#### [Objective]
Where a line of the material contains the string "rates", copy that line.

#### [Data provided]
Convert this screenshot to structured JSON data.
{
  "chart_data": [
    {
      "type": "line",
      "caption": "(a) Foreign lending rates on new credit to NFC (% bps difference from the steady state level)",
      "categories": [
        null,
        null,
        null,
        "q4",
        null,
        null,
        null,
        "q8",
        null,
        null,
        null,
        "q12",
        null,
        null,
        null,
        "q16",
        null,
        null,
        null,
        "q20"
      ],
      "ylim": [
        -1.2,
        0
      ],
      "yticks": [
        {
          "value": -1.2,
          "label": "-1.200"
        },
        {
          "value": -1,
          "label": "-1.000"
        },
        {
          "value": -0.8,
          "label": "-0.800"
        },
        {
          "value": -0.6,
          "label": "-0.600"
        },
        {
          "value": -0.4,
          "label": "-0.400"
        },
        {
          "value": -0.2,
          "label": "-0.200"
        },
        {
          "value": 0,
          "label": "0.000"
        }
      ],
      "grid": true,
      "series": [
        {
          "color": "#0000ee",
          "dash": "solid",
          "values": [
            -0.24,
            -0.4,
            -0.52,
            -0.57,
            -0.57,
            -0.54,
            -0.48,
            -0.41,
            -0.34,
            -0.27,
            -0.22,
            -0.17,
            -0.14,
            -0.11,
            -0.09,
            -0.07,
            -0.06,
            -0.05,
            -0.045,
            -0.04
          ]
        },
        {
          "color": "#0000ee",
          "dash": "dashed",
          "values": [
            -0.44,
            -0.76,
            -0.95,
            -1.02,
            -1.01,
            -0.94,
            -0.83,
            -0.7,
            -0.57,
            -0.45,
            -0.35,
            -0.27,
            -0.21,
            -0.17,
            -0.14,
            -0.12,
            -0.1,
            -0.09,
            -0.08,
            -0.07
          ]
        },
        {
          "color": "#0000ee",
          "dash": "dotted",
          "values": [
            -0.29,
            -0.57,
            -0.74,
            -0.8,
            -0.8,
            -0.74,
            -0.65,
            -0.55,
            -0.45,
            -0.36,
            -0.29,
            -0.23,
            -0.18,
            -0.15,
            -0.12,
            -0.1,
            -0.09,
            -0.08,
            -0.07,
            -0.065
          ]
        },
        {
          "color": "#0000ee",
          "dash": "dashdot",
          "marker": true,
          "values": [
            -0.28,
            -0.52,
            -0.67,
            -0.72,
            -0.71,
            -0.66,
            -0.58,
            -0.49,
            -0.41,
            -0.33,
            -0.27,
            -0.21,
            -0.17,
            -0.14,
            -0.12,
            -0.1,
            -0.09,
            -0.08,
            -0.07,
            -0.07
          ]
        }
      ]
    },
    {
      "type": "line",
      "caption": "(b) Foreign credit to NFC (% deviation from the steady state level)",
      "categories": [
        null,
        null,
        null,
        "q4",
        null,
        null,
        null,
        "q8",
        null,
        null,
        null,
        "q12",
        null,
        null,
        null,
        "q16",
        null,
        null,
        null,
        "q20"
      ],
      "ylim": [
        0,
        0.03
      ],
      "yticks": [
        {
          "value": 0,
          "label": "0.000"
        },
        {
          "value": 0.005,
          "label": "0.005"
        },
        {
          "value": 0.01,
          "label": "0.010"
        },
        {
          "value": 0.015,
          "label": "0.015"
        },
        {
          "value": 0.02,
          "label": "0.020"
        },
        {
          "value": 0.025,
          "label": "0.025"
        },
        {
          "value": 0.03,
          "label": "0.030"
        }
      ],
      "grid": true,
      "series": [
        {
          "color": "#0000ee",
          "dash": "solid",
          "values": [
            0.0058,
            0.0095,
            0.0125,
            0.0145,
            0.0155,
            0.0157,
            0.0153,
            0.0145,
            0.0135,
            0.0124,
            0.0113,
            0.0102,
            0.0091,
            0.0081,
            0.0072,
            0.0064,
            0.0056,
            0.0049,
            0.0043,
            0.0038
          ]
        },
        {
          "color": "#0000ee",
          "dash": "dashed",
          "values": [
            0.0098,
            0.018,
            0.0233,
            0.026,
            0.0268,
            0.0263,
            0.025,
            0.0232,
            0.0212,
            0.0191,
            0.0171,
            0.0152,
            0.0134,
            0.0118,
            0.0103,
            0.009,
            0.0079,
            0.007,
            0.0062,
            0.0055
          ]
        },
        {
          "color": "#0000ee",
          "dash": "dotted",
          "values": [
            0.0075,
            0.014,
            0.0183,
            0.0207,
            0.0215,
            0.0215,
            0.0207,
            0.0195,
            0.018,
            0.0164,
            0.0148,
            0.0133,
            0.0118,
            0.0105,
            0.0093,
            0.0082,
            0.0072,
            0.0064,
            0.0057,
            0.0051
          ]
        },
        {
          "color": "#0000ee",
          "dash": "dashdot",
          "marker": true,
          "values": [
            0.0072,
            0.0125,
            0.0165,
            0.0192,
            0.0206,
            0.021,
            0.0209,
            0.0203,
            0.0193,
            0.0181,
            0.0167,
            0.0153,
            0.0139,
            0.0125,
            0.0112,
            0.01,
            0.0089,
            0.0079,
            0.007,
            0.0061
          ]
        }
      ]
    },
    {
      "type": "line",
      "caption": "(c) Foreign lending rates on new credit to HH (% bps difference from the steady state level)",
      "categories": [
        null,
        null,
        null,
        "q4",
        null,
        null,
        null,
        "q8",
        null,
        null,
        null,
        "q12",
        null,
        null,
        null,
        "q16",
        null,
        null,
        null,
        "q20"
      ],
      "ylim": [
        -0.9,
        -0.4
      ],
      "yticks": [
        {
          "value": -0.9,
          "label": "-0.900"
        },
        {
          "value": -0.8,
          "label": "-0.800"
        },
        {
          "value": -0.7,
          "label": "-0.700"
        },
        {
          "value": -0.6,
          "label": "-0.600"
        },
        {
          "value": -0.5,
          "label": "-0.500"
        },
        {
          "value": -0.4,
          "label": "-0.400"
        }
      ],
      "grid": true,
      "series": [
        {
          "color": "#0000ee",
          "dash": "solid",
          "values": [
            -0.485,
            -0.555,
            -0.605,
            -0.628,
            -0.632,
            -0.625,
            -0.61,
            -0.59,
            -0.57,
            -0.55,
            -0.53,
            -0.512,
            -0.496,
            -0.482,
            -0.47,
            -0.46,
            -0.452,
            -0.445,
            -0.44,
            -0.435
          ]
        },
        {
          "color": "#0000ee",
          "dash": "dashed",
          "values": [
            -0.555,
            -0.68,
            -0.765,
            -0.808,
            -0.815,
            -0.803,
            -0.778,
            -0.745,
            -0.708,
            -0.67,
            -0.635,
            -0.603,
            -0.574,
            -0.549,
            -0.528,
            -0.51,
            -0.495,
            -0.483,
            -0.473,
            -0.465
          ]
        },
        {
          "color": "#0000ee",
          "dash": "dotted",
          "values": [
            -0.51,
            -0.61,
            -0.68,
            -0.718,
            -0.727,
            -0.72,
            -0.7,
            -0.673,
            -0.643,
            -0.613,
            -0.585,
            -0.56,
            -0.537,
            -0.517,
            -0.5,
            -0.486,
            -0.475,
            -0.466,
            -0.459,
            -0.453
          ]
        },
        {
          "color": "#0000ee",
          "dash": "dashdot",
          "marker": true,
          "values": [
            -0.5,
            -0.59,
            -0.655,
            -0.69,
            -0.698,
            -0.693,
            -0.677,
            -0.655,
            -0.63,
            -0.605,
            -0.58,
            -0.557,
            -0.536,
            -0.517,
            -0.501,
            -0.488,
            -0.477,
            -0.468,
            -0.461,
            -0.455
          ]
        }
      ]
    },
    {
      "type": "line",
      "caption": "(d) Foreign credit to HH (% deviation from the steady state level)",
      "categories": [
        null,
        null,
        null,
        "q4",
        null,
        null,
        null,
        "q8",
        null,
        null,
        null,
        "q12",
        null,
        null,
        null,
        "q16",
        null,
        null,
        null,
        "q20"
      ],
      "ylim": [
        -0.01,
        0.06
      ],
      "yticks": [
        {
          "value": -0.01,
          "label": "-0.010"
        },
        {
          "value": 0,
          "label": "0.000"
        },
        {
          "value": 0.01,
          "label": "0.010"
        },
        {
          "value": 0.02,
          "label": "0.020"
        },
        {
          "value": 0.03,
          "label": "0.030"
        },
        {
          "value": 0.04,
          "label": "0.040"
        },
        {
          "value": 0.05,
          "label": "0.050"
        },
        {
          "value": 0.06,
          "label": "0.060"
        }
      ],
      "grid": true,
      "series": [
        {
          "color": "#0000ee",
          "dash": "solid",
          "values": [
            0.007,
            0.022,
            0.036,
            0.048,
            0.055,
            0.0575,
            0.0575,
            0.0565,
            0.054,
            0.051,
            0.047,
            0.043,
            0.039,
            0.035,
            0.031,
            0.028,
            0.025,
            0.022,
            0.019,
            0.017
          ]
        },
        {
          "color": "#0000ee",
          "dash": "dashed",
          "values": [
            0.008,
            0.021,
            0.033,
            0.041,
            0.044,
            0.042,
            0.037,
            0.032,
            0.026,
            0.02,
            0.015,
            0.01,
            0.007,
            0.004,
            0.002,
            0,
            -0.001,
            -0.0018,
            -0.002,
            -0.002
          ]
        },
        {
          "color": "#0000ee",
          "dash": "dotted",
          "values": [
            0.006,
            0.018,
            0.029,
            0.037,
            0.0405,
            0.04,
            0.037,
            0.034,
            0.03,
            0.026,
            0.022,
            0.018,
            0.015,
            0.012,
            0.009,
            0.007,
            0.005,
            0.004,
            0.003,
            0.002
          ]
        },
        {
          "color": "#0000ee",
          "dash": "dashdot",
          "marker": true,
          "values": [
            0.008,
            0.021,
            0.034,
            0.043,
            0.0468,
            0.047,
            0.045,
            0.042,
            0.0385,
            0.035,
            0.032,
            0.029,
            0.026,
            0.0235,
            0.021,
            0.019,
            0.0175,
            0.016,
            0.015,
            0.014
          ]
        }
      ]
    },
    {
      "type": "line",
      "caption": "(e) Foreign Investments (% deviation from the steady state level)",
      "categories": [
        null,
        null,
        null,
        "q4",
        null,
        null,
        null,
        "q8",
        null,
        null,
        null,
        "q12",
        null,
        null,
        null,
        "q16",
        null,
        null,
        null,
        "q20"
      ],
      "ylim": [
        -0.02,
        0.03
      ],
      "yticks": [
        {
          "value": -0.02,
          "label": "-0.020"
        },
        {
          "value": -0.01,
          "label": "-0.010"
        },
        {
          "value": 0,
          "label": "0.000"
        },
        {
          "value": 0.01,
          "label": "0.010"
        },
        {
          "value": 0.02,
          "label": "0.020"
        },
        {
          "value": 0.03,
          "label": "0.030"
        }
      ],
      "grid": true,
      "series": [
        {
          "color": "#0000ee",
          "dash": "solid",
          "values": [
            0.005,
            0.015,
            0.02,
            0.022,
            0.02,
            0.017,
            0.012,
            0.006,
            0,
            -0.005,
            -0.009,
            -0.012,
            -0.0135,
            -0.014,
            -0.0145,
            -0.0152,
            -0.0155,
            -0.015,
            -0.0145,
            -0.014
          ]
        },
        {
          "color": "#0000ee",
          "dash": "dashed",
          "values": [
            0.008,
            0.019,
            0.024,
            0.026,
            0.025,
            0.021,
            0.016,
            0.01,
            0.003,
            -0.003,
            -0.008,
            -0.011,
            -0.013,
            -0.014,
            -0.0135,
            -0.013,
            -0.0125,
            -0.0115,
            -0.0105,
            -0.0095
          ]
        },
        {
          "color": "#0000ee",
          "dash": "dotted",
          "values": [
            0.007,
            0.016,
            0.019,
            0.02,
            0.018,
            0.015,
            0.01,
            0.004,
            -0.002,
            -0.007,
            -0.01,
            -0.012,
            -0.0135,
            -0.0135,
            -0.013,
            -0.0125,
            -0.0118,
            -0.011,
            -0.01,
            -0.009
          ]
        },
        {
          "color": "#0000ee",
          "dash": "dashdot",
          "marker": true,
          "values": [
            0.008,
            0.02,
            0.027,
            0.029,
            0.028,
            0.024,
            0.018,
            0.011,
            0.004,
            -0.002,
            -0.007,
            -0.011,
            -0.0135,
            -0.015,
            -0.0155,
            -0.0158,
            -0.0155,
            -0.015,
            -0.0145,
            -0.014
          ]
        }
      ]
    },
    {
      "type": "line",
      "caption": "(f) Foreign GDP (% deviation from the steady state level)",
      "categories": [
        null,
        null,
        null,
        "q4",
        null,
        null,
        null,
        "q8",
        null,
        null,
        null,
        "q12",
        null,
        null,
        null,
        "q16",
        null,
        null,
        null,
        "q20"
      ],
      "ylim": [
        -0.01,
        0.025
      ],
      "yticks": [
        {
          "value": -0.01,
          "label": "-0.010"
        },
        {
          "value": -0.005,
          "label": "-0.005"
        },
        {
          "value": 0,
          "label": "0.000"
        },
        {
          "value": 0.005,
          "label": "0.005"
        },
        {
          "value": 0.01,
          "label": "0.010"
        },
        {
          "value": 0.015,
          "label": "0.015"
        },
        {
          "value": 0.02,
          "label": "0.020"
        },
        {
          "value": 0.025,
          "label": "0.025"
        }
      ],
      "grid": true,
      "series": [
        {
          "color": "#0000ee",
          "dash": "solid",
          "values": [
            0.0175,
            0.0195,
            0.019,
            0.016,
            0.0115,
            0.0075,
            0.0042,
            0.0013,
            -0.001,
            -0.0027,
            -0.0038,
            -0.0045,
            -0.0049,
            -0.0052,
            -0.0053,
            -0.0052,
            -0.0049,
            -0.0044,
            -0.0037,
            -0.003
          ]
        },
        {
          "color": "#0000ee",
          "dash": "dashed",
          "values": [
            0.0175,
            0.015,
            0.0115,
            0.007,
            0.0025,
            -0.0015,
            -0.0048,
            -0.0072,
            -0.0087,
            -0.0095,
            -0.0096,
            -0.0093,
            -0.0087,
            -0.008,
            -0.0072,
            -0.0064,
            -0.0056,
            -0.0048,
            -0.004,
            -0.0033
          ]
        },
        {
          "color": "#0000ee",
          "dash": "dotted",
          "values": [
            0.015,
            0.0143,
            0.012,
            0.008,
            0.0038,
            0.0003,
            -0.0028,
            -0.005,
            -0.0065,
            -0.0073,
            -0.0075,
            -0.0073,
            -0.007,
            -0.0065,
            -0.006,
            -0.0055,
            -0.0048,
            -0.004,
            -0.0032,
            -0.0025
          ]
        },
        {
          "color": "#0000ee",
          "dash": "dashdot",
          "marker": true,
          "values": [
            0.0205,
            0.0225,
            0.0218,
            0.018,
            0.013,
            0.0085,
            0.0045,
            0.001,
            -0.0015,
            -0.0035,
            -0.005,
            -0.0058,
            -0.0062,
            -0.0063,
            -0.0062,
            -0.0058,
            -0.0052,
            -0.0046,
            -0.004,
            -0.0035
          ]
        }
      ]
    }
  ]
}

#### [Task answer]
      "caption": "(a) Foreign lending rates on new credit to NFC (% bps difference from the steady state level)",
      "caption": "(c) Foreign lending rates on new credit to HH (% bps difference from the steady state level)",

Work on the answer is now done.